Begin Dataset records
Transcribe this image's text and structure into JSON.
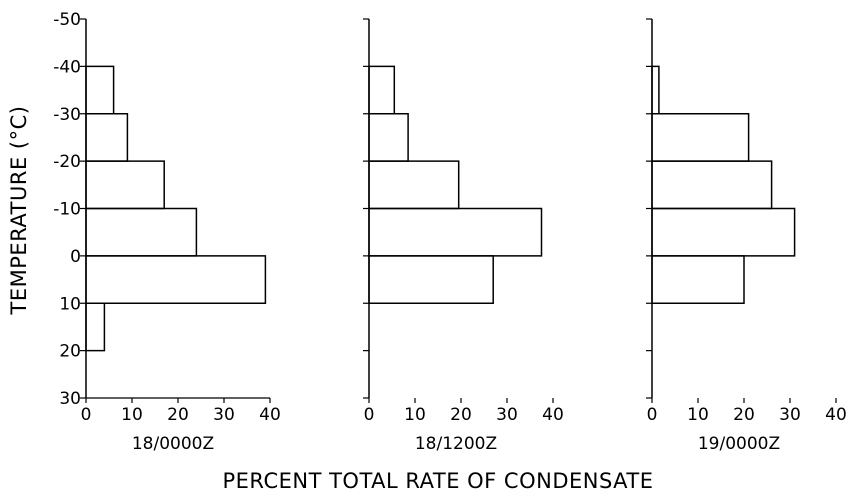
{
  "chart_data": {
    "type": "bar",
    "orientation": "horizontal",
    "ylabel": "TEMPERATURE (°C)",
    "xlabel": "PERCENT TOTAL RATE OF CONDENSATE",
    "y_ticks": [
      "-50",
      "-40",
      "-30",
      "-20",
      "-10",
      "0",
      "10",
      "20",
      "30"
    ],
    "x_ticks": [
      "0",
      "10",
      "20",
      "30",
      "40"
    ],
    "y_range": [
      -50,
      30
    ],
    "x_range": [
      0,
      40
    ],
    "bin_edges": [
      -40,
      -30,
      -20,
      -10,
      0,
      10,
      20
    ],
    "panels": [
      {
        "label": "18/0000Z",
        "values": [
          6,
          9,
          17,
          24,
          39,
          4
        ]
      },
      {
        "label": "18/1200Z",
        "values": [
          5.5,
          8.5,
          19.5,
          37.5,
          27,
          0
        ]
      },
      {
        "label": "19/0000Z",
        "values": [
          1.5,
          21,
          26,
          31,
          20,
          0
        ]
      }
    ]
  }
}
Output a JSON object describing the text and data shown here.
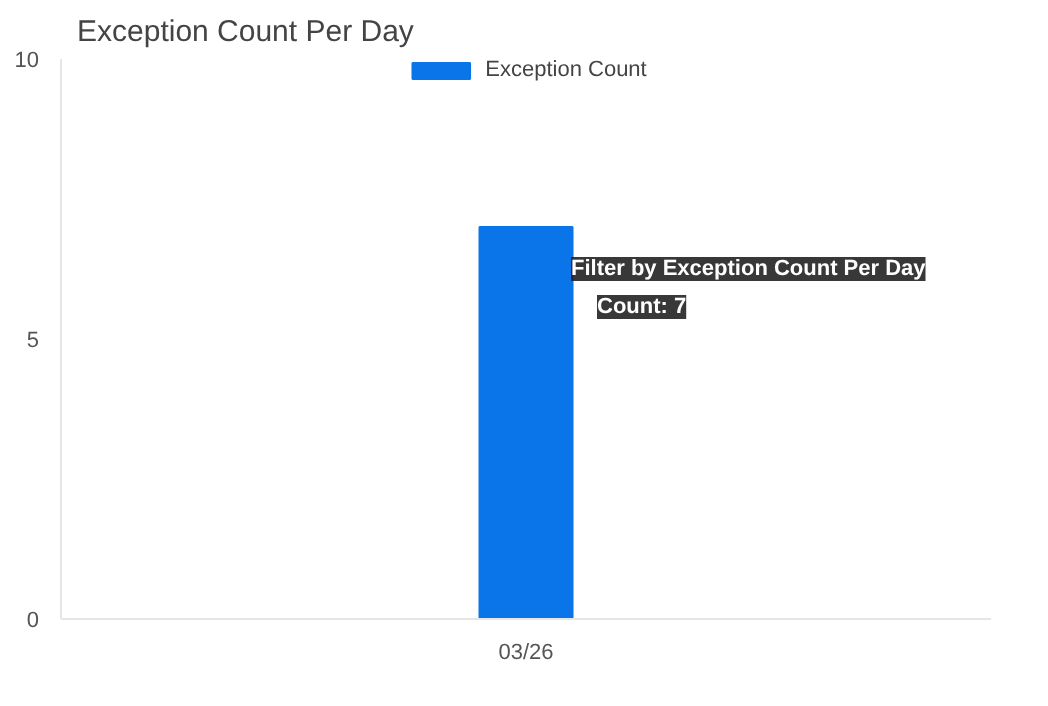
{
  "chart_data": {
    "type": "bar",
    "title": "Exception Count Per Day",
    "categories": [
      "03/26"
    ],
    "series": [
      {
        "name": "Exception Count",
        "color": "#0a74e9",
        "values": [
          7
        ]
      }
    ],
    "ylim": [
      0,
      10
    ],
    "yticks": [
      0,
      5,
      10
    ],
    "grid": false,
    "legend": "top",
    "annotations": [
      "Filter by Exception Count Per Day",
      "Count: 7"
    ]
  }
}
End Dataset records
Task objective: From the entries, copy out each line containing the word "JSON".

Finished answer:
Transcribe this image's text and structure into JSON.
Output a JSON object describing the text and data shown here.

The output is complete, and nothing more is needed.